__Directions__. List each line holding the string "report".

__Data provided__.
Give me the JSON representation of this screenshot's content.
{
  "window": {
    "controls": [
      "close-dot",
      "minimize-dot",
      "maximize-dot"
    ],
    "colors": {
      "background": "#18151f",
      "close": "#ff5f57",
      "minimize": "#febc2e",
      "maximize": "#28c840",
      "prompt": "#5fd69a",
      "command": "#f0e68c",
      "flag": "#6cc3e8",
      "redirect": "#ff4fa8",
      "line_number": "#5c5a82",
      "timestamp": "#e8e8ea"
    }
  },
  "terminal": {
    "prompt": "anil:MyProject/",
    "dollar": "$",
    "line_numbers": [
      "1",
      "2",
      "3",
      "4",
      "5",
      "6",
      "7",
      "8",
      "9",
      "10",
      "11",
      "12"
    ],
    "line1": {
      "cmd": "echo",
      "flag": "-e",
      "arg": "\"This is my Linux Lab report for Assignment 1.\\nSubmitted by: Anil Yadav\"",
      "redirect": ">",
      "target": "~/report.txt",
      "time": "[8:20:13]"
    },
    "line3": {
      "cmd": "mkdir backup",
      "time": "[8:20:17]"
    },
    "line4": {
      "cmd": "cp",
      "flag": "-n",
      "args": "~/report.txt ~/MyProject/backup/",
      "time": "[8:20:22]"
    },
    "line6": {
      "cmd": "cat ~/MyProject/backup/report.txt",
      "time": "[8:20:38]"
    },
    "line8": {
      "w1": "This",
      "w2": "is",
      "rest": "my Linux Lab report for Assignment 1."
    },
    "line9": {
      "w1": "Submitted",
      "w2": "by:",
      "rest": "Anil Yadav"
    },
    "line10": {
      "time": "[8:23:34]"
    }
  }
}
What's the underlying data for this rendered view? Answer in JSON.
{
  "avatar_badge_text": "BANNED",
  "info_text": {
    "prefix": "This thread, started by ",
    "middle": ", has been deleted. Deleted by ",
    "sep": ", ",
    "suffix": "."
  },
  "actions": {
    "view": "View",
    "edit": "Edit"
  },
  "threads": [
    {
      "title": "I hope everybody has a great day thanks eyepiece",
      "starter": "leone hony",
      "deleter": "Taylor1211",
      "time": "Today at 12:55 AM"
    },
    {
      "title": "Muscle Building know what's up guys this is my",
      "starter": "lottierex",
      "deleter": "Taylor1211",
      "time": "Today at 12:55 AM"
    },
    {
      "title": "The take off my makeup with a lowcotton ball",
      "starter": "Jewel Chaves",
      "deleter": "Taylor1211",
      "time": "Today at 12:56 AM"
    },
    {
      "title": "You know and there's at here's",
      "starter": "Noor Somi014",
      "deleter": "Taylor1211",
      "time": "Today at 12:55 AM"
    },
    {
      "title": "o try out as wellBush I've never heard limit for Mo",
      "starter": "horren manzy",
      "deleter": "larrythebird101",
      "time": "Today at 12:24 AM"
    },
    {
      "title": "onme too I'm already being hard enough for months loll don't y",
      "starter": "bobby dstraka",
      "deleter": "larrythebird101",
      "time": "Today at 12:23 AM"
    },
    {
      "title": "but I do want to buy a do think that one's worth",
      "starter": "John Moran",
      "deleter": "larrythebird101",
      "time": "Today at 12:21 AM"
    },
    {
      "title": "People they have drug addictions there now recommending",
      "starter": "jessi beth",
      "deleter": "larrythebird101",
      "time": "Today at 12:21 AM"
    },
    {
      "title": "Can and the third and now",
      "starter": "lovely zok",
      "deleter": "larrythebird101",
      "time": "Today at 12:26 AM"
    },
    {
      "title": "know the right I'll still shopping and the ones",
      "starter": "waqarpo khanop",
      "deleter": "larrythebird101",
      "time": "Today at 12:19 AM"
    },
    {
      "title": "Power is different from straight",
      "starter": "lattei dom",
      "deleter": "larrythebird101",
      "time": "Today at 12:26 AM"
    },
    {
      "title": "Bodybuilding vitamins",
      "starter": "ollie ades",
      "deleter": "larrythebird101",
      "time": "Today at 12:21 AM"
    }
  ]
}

__Solution for this exercise__.
      "arg": "\"This is my Linux Lab report for Assignment 1.\\nSubmitted by: Anil Yadav\"",
      "target": "~/report.txt",
      "args": "~/report.txt ~/MyProject/backup/",
      "cmd": "cat ~/MyProject/backup/report.txt",
      "rest": "my Linux Lab report for Assignment 1."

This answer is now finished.